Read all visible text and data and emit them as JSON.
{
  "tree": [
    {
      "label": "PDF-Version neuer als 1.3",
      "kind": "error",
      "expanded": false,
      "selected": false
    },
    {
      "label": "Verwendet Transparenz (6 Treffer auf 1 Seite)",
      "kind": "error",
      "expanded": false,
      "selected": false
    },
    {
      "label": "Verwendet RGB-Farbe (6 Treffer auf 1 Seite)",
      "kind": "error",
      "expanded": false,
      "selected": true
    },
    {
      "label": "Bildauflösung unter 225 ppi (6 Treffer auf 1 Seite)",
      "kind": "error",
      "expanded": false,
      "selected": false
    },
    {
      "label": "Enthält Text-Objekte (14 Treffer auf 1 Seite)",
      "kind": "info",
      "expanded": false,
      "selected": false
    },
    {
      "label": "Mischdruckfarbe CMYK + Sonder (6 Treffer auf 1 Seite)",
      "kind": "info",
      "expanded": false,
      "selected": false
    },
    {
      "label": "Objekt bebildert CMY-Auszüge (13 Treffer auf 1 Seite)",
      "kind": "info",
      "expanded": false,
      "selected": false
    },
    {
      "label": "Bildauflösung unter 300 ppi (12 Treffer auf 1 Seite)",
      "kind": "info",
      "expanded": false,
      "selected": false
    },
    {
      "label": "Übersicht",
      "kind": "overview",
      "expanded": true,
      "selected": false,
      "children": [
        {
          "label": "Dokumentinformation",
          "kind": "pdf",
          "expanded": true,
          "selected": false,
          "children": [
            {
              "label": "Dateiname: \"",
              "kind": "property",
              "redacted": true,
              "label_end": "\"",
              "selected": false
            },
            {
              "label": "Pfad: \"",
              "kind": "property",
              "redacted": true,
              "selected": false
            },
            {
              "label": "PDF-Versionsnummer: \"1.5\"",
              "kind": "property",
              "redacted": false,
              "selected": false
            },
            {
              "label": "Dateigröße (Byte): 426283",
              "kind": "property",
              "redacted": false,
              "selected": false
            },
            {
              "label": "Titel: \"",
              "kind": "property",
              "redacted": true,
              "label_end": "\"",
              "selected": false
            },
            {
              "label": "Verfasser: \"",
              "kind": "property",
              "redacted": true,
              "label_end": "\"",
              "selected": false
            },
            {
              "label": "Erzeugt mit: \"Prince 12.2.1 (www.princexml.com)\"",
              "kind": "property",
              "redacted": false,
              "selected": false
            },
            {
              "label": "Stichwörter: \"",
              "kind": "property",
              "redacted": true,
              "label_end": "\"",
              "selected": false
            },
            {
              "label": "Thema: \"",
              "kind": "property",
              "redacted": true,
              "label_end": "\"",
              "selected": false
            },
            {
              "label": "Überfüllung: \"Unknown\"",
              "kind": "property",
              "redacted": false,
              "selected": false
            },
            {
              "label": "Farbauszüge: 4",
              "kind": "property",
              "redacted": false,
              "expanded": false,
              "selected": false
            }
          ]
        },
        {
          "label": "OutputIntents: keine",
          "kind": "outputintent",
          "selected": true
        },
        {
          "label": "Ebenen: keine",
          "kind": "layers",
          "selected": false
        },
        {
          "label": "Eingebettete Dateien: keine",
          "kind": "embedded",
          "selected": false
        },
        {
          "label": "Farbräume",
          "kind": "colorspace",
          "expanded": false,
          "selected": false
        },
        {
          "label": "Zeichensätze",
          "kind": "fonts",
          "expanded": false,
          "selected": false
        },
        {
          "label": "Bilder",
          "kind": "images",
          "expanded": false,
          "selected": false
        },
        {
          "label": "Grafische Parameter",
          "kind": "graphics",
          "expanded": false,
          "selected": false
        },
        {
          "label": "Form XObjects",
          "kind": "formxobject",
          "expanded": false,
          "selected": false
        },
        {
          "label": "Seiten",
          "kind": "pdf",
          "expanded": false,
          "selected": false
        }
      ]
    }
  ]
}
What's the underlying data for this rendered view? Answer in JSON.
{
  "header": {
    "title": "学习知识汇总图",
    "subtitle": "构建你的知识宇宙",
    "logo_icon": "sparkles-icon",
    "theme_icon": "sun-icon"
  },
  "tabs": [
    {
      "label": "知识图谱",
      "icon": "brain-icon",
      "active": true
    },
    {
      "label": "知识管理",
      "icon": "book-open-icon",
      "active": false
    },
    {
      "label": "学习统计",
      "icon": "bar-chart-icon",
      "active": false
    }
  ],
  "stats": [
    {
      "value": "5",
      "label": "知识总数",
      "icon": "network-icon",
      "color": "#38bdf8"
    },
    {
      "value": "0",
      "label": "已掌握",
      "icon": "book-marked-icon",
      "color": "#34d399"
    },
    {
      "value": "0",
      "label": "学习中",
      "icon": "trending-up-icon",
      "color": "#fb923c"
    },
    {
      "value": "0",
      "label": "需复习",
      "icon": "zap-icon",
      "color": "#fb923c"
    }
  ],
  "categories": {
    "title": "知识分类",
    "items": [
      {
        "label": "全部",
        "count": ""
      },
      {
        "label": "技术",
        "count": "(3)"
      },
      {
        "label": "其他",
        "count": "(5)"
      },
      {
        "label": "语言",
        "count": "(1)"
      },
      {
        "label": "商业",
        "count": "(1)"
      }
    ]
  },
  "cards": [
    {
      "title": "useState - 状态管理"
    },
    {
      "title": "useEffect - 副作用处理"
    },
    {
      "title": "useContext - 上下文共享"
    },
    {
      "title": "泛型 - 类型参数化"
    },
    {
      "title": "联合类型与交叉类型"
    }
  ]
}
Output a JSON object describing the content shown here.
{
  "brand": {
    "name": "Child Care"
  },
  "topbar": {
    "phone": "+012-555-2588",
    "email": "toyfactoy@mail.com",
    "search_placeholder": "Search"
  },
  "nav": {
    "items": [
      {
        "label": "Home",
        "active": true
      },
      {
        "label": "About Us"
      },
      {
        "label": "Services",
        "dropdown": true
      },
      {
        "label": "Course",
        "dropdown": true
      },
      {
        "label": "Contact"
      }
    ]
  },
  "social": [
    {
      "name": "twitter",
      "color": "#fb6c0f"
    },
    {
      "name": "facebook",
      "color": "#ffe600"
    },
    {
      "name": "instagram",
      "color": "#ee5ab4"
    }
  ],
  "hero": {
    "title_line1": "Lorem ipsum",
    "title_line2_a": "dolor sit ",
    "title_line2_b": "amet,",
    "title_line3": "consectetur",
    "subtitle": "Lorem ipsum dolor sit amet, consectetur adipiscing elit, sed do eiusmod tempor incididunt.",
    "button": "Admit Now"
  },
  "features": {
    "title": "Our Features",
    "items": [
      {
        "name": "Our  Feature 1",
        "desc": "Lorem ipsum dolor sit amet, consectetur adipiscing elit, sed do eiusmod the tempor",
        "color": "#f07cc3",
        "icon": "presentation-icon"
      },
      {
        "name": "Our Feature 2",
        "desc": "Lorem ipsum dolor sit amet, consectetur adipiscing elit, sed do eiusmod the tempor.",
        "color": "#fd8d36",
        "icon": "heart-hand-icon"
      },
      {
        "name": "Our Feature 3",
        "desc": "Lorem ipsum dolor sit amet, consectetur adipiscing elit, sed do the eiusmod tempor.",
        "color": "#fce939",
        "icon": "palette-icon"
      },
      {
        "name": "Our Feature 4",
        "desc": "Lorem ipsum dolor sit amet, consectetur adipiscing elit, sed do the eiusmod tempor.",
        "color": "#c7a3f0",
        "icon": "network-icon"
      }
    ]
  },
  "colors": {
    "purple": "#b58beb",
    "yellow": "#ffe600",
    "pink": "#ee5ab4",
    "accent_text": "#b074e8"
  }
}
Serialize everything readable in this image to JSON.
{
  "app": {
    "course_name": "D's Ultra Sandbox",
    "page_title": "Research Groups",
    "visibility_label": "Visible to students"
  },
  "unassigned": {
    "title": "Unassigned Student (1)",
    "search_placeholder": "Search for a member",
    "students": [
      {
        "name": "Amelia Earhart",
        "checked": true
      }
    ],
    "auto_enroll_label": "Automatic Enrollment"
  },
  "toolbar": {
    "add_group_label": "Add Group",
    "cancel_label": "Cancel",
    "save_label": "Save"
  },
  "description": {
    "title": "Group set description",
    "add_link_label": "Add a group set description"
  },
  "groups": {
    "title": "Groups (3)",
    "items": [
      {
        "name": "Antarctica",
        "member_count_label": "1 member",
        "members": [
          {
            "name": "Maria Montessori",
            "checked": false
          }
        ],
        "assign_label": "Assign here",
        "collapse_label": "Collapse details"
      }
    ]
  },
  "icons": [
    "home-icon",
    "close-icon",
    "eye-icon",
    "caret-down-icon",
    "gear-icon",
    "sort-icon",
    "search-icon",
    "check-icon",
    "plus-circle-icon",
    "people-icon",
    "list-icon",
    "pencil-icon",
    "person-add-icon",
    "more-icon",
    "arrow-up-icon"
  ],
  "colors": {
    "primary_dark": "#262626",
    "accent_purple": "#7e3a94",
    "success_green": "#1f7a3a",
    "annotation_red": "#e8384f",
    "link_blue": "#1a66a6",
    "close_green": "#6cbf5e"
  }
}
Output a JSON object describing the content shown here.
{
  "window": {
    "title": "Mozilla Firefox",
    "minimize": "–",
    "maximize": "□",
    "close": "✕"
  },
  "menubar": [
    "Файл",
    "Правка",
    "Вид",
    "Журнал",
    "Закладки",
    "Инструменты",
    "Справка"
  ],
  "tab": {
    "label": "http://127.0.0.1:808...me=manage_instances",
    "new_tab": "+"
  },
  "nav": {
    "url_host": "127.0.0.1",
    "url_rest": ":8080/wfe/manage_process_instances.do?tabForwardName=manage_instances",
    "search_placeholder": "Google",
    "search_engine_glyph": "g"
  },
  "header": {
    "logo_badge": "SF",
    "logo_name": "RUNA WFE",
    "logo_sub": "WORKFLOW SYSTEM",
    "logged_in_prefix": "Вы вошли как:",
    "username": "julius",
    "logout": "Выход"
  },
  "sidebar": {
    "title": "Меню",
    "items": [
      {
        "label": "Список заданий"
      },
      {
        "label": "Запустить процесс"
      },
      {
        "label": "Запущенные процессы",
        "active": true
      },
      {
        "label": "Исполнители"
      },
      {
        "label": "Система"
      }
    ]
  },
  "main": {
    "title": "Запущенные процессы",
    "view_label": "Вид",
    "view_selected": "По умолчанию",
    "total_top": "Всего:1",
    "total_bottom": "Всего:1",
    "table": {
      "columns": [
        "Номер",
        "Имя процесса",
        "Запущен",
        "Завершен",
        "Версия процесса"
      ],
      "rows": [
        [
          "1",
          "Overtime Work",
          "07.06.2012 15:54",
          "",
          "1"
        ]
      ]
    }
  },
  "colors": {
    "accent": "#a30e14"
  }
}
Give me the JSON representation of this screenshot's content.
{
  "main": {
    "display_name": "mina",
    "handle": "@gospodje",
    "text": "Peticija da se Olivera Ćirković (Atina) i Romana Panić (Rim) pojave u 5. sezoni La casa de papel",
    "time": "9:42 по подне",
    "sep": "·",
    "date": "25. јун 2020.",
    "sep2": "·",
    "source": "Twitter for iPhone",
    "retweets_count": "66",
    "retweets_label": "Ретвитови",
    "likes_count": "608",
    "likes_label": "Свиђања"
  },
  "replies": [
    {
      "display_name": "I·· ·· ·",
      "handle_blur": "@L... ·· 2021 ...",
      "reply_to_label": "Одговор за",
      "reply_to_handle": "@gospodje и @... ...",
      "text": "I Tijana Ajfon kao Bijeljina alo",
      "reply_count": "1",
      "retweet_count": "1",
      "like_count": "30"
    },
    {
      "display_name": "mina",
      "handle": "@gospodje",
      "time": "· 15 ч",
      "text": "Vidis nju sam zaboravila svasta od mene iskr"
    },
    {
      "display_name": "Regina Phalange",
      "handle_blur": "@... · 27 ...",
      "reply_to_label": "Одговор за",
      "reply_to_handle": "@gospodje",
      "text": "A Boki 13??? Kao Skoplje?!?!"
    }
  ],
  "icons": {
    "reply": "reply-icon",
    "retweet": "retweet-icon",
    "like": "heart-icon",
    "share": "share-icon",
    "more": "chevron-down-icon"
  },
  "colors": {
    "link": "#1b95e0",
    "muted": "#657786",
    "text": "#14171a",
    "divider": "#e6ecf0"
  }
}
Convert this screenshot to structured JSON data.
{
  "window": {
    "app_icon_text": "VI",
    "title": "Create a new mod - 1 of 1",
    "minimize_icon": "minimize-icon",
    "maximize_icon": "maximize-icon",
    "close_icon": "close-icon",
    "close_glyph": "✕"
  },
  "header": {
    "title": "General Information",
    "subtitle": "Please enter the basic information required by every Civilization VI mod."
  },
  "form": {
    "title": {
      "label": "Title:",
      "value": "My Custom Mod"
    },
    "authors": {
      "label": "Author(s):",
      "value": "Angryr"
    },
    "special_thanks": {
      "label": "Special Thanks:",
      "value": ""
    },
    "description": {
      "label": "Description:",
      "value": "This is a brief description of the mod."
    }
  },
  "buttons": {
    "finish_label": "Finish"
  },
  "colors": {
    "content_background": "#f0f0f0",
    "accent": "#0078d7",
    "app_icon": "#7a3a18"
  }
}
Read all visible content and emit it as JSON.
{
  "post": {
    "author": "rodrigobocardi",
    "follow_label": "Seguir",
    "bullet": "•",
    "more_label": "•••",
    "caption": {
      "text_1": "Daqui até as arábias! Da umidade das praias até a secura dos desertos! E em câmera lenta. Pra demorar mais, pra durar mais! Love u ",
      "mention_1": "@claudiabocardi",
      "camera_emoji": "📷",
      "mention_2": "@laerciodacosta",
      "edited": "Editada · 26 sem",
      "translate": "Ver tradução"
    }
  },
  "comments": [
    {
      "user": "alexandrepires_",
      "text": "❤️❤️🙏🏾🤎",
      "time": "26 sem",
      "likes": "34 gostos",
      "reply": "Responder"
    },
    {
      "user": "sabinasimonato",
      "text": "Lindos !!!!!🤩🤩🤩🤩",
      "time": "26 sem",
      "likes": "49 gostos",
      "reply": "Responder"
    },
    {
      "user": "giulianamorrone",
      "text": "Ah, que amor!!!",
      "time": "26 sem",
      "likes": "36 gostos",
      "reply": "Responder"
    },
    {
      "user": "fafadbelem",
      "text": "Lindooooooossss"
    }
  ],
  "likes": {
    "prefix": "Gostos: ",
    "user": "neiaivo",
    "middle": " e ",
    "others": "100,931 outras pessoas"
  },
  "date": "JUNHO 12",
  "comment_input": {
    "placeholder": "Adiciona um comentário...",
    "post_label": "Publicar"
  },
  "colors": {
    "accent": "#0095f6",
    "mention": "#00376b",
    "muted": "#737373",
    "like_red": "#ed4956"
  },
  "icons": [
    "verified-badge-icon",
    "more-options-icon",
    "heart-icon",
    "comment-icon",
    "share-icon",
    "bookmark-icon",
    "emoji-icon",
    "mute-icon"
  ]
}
# # # # # # #
**Work instructions**
Extract all lines of the records above that include "gospodje".

**The result**
    "handle": "@gospodje",
      "reply_to_handle": "@gospodje и @... ...",
      "handle": "@gospodje",
      "reply_to_handle": "@gospodje",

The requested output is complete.